= Records for this task =
= = = = =
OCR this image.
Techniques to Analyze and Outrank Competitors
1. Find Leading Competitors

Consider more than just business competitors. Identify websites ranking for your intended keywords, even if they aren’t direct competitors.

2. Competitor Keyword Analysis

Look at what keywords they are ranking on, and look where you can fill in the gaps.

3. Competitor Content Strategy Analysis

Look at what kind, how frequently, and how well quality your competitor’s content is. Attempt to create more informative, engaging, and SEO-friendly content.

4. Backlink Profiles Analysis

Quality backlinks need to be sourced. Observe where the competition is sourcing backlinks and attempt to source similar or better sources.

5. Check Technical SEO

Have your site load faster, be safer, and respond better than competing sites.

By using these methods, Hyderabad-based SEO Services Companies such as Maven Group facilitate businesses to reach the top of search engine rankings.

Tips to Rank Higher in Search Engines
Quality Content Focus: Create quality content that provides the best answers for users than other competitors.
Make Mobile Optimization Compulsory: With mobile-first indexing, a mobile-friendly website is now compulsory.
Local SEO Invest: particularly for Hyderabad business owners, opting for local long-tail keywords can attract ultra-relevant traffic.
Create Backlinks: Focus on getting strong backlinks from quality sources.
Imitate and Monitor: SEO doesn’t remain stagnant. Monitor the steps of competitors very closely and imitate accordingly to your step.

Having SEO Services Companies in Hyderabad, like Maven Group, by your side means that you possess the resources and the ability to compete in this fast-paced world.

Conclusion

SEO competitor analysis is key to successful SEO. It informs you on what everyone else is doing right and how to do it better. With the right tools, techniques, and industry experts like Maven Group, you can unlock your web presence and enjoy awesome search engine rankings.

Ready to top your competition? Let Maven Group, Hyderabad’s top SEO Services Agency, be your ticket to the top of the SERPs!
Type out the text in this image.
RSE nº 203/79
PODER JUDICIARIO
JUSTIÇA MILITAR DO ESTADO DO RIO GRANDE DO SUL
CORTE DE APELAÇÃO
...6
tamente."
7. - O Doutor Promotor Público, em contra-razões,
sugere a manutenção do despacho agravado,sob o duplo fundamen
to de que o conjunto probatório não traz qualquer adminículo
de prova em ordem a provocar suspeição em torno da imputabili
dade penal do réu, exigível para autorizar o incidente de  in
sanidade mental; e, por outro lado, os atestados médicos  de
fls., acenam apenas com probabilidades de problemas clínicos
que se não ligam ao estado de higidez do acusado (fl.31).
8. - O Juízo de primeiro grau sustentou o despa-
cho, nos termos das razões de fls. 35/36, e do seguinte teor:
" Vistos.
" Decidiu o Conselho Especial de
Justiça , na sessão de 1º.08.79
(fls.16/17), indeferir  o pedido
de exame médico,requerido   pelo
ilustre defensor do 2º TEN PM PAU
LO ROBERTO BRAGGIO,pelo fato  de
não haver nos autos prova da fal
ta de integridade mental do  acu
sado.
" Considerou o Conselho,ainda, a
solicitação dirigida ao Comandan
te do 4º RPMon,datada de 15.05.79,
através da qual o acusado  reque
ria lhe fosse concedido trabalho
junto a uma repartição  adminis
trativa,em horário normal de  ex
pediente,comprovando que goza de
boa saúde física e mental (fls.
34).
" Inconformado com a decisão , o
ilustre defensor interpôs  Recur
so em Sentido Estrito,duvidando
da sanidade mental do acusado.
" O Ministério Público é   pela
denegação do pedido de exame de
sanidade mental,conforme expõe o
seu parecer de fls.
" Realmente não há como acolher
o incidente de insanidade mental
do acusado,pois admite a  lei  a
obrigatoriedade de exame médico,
= = = = =
= Aim =
All of the lines above must be returned exactly.

= Output =
OCR this image.
Techniques to Analyze and Outrank Competitors
1. Find Leading Competitors

Consider more than just business competitors. Identify websites ranking for your intended keywords, even if they aren’t direct competitors.

2. Competitor Keyword Analysis

Look at what keywords they are ranking on, and look where you can fill in the gaps.

3. Competitor Content Strategy Analysis

Look at what kind, how frequently, and how well quality your competitor’s content is. Attempt to create more informative, engaging, and SEO-friendly content.

4. Backlink Profiles Analysis

Quality backlinks need to be sourced. Observe where the competition is sourcing backlinks and attempt to source similar or better sources.

5. Check Technical SEO

Have your site load faster, be safer, and respond better than competing sites.

By using these methods, Hyderabad-based SEO Services Companies such as Maven Group facilitate businesses to reach the top of search engine rankings.

Tips to Rank Higher in Search Engines
Quality Content Focus: Create quality content that provides the best answers for users than other competitors.
Make Mobile Optimization Compulsory: With mobile-first indexing, a mobile-friendly website is now compulsory.
Local SEO Invest: particularly for Hyderabad business owners, opting for local long-tail keywords can attract ultra-relevant traffic.
Create Backlinks: Focus on getting strong backlinks from quality sources.
Imitate and Monitor: SEO doesn’t remain stagnant. Monitor the steps of competitors very closely and imitate accordingly to your step.

Having SEO Services Companies in Hyderabad, like Maven Group, by your side means that you possess the resources and the ability to compete in this fast-paced world.

Conclusion

SEO competitor analysis is key to successful SEO. It informs you on what everyone else is doing right and how to do it better. With the right tools, techniques, and industry experts like Maven Group, you can unlock your web presence and enjoy awesome search engine rankings.

Ready to top your competition? Let Maven Group, Hyderabad’s top SEO Services Agency, be your ticket to the top of the SERPs!
Type out the text in this image.
RSE nº 203/79
PODER JUDICIARIO
JUSTIÇA MILITAR DO ESTADO DO RIO GRANDE DO SUL
CORTE DE APELAÇÃO
...6
tamente."
7. - O Doutor Promotor Público, em contra-razões,
sugere a manutenção do despacho agravado,sob o duplo fundamen
to de que o conjunto probatório não traz qualquer adminículo
de prova em ordem a provocar suspeição em torno da imputabili
dade penal do réu, exigível para autorizar o incidente de  in
sanidade mental; e, por outro lado, os atestados médicos  de
fls., acenam apenas com probabilidades de problemas clínicos
que se não ligam ao estado de higidez do acusado (fl.31).
8. - O Juízo de primeiro grau sustentou o despa-
cho, nos termos das razões de fls. 35/36, e do seguinte teor:
" Vistos.
" Decidiu o Conselho Especial de
Justiça , na sessão de 1º.08.79
(fls.16/17), indeferir  o pedido
de exame médico,requerido   pelo
ilustre defensor do 2º TEN PM PAU
LO ROBERTO BRAGGIO,pelo fato  de
não haver nos autos prova da fal
ta de integridade mental do  acu
sado.
" Considerou o Conselho,ainda, a
solicitação dirigida ao Comandan
te do 4º RPMon,datada de 15.05.79,
através da qual o acusado  reque
ria lhe fosse concedido trabalho
junto a uma repartição  adminis
trativa,em horário normal de  ex
pediente,comprovando que goza de
boa saúde física e mental (fls.
34).
" Inconformado com a decisão , o
ilustre defensor interpôs  Recur
so em Sentido Estrito,duvidando
da sanidade mental do acusado.
" O Ministério Público é   pela
denegação do pedido de exame de
sanidade mental,conforme expõe o
seu parecer de fls.
" Realmente não há como acolher
o incidente de insanidade mental
do acusado,pois admite a  lei  a
obrigatoriedade de exame médico,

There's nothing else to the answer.